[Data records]
──────────
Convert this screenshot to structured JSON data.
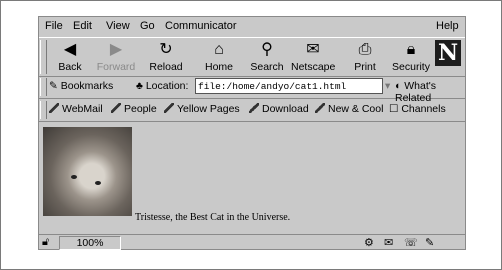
{
  "menu": {
    "file": "File",
    "edit": "Edit",
    "view": "View",
    "go": "Go",
    "communicator": "Communicator",
    "help": "Help"
  },
  "nav": {
    "back": "Back",
    "forward": "Forward",
    "reload": "Reload",
    "home": "Home",
    "search": "Search",
    "netscape": "Netscape",
    "print": "Print",
    "security": "Security",
    "logo": "N"
  },
  "location": {
    "bookmarks": "Bookmarks",
    "label": "Location:",
    "url": "file:/home/andyo/cat1.html",
    "whats_related": "What's Related"
  },
  "personal": {
    "webmail": "WebMail",
    "people": "People",
    "yellow_pages": "Yellow Pages",
    "download": "Download",
    "new_cool": "New & Cool",
    "channels": "Channels"
  },
  "content": {
    "caption": "Tristesse, the Best Cat in the Universe."
  },
  "status": {
    "zoom": "100%"
  }
}
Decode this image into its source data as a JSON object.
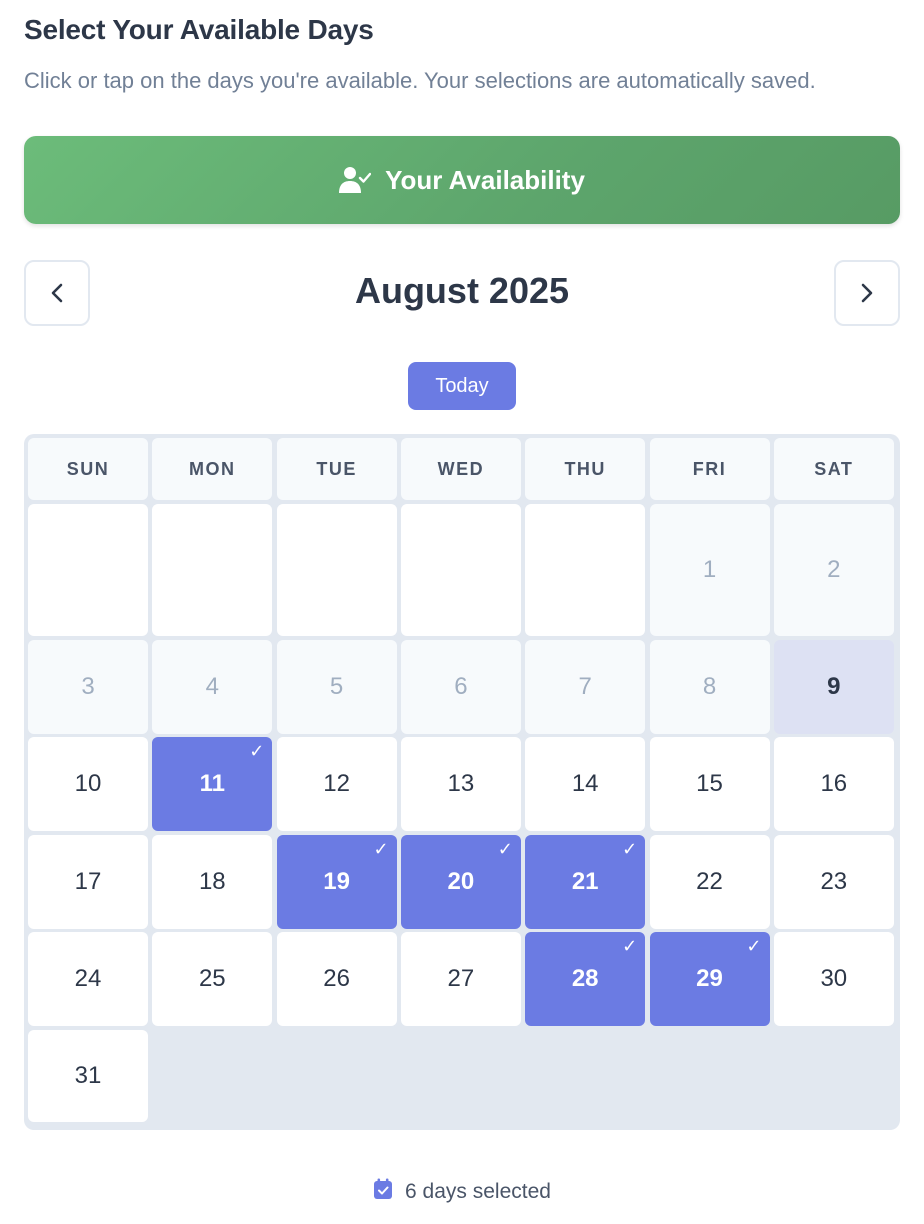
{
  "title": "Select Your Available Days",
  "subtitle": "Click or tap on the days you're available. Your selections are automatically saved.",
  "banner": {
    "label": "Your Availability",
    "icon": "user-check-icon"
  },
  "calendar": {
    "month_label": "August 2025",
    "prev_icon": "chevron-left-icon",
    "next_icon": "chevron-right-icon",
    "today_label": "Today",
    "weekdays": [
      "SUN",
      "MON",
      "TUE",
      "WED",
      "THU",
      "FRI",
      "SAT"
    ],
    "first_weekday_index": 5,
    "days_in_month": 31,
    "past_days": [
      1,
      2,
      3,
      4,
      5,
      6,
      7,
      8
    ],
    "today": 9,
    "selected_days": [
      11,
      19,
      20,
      21,
      28,
      29
    ],
    "check_glyph": "✓"
  },
  "footer": {
    "icon": "calendar-check-icon",
    "text": "6 days selected"
  },
  "colors": {
    "accent": "#6b7be3",
    "banner": "#5da56c",
    "today_bg": "#dde1f3",
    "grid_bg": "#e2e8f0"
  }
}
──────────
- _Problem_
Go through the records above and copy every line with the word "icon".

- _Written response_
    "icon": "user-check-icon"
    "prev_icon": "chevron-left-icon",
    "next_icon": "chevron-right-icon",
    "icon": "calendar-check-icon",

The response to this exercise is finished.